Please transcribe the records precisely; pictures stay out of your copy.

◆ **The records**:
□ □ □ □ □
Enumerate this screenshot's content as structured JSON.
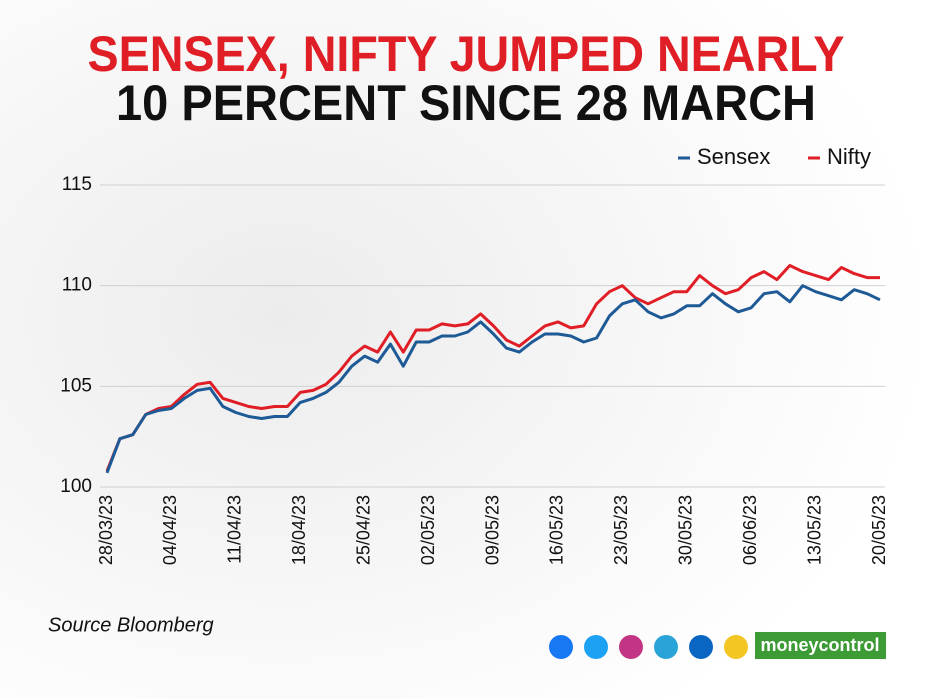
{
  "chart_data": {
    "type": "line",
    "title": [
      "SENSEX, NIFTY JUMPED NEARLY",
      "10 PERCENT SINCE 28 MARCH"
    ],
    "source": "Source Bloomberg",
    "brand": "moneycontrol",
    "categories": [
      "28/03/23",
      null,
      null,
      null,
      null,
      "04/04/23",
      null,
      null,
      null,
      null,
      "11/04/23",
      null,
      null,
      null,
      null,
      "18/04/23",
      null,
      null,
      null,
      null,
      "25/04/23",
      null,
      null,
      null,
      null,
      "02/05/23",
      null,
      null,
      null,
      null,
      "09/05/23",
      null,
      null,
      null,
      null,
      "16/05/23",
      null,
      null,
      null,
      null,
      "23/05/23",
      null,
      null,
      null,
      null,
      "30/05/23",
      null,
      null,
      null,
      null,
      "06/06/23",
      null,
      null,
      null,
      null,
      "13/05/23",
      null,
      null,
      null,
      null,
      "20/05/23"
    ],
    "series": [
      {
        "name": "Sensex",
        "color": "#1e5a96",
        "values": [
          100.7,
          102.4,
          102.6,
          103.6,
          103.8,
          103.9,
          104.4,
          104.8,
          104.9,
          104.0,
          103.7,
          103.5,
          103.4,
          103.5,
          103.5,
          104.2,
          104.4,
          104.7,
          105.2,
          106.0,
          106.5,
          106.2,
          107.1,
          106.0,
          107.2,
          107.2,
          107.5,
          107.5,
          107.7,
          108.2,
          107.6,
          106.9,
          106.7,
          107.2,
          107.6,
          107.6,
          107.5,
          107.2,
          107.4,
          108.5,
          109.1,
          109.3,
          108.7,
          108.4,
          108.6,
          109.0,
          109.0,
          109.6,
          109.1,
          108.7,
          108.9,
          109.6,
          109.7,
          109.2,
          110.0,
          109.7,
          109.5,
          109.3,
          109.8,
          109.6,
          109.3
        ]
      },
      {
        "name": "Nifty",
        "color": "#e01e26",
        "values": [
          100.8,
          102.4,
          102.6,
          103.6,
          103.9,
          104.0,
          104.6,
          105.1,
          105.2,
          104.4,
          104.2,
          104.0,
          103.9,
          104.0,
          104.0,
          104.7,
          104.8,
          105.1,
          105.7,
          106.5,
          107.0,
          106.7,
          107.7,
          106.7,
          107.8,
          107.8,
          108.1,
          108.0,
          108.1,
          108.6,
          108.0,
          107.3,
          107.0,
          107.5,
          108.0,
          108.2,
          107.9,
          108.0,
          109.1,
          109.7,
          110.0,
          109.4,
          109.1,
          109.4,
          109.7,
          109.7,
          110.5,
          110.0,
          109.6,
          109.8,
          110.4,
          110.7,
          110.3,
          111.0,
          110.7,
          110.5,
          110.3,
          110.9,
          110.6,
          110.4,
          110.4
        ]
      }
    ],
    "ylim": [
      100,
      115
    ],
    "yticks": [
      100,
      105,
      110,
      115
    ],
    "grid": true,
    "legend": "top-right"
  }
}
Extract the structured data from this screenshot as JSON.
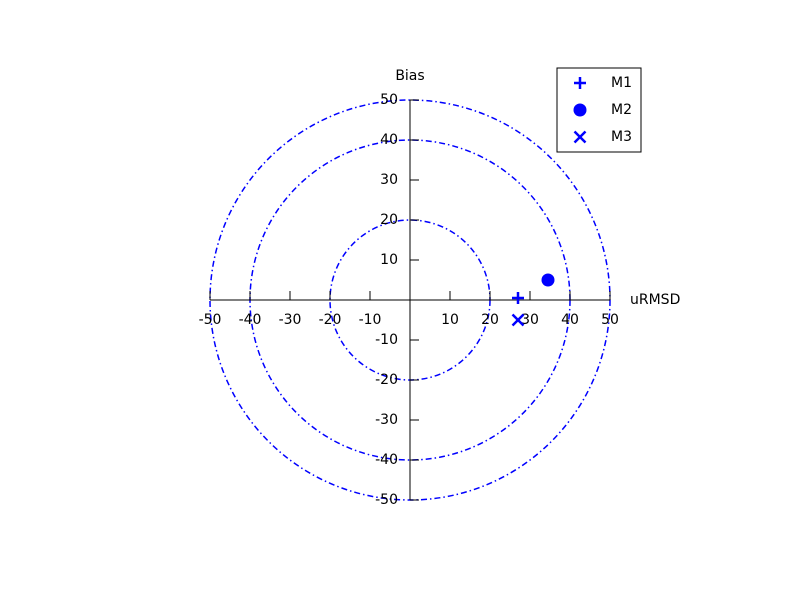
□ □ □ □ □
◆ **In response**:
Enumerate this screenshot's content as structured JSON.
{
  "chart_data": {
    "type": "line",
    "title": [
      "SENSEX, NIFTY JUMPED NEARLY",
      "10 PERCENT SINCE 28 MARCH"
    ],
    "source": "Source Bloomberg",
    "brand": "moneycontrol",
    "categories": [
      "28/03/23",
      null,
      null,
      null,
      null,
      "04/04/23",
      null,
      null,
      null,
      null,
      "11/04/23",
      null,
      null,
      null,
      null,
      "18/04/23",
      null,
      null,
      null,
      null,
      "25/04/23",
      null,
      null,
      null,
      null,
      "02/05/23",
      null,
      null,
      null,
      null,
      "09/05/23",
      null,
      null,
      null,
      null,
      "16/05/23",
      null,
      null,
      null,
      null,
      "23/05/23",
      null,
      null,
      null,
      null,
      "30/05/23",
      null,
      null,
      null,
      null,
      "06/06/23",
      null,
      null,
      null,
      null,
      "13/05/23",
      null,
      null,
      null,
      null,
      "20/05/23"
    ],
    "series": [
      {
        "name": "Sensex",
        "color": "#1e5a96",
        "values": [
          100.7,
          102.4,
          102.6,
          103.6,
          103.8,
          103.9,
          104.4,
          104.8,
          104.9,
          104.0,
          103.7,
          103.5,
          103.4,
          103.5,
          103.5,
          104.2,
          104.4,
          104.7,
          105.2,
          106.0,
          106.5,
          106.2,
          107.1,
          106.0,
          107.2,
          107.2,
          107.5,
          107.5,
          107.7,
          108.2,
          107.6,
          106.9,
          106.7,
          107.2,
          107.6,
          107.6,
          107.5,
          107.2,
          107.4,
          108.5,
          109.1,
          109.3,
          108.7,
          108.4,
          108.6,
          109.0,
          109.0,
          109.6,
          109.1,
          108.7,
          108.9,
          109.6,
          109.7,
          109.2,
          110.0,
          109.7,
          109.5,
          109.3,
          109.8,
          109.6,
          109.3
        ]
      },
      {
        "name": "Nifty",
        "color": "#e01e26",
        "values": [
          100.8,
          102.4,
          102.6,
          103.6,
          103.9,
          104.0,
          104.6,
          105.1,
          105.2,
          104.4,
          104.2,
          104.0,
          103.9,
          104.0,
          104.0,
          104.7,
          104.8,
          105.1,
          105.7,
          106.5,
          107.0,
          106.7,
          107.7,
          106.7,
          107.8,
          107.8,
          108.1,
          108.0,
          108.1,
          108.6,
          108.0,
          107.3,
          107.0,
          107.5,
          108.0,
          108.2,
          107.9,
          108.0,
          109.1,
          109.7,
          110.0,
          109.4,
          109.1,
          109.4,
          109.7,
          109.7,
          110.5,
          110.0,
          109.6,
          109.8,
          110.4,
          110.7,
          110.3,
          111.0,
          110.7,
          110.5,
          110.3,
          110.9,
          110.6,
          110.4,
          110.4
        ]
      }
    ],
    "ylim": [
      100,
      115
    ],
    "yticks": [
      100,
      105,
      110,
      115
    ],
    "grid": true,
    "legend": "top-right"
  }
}
Extract the structured data from this screenshot as JSON.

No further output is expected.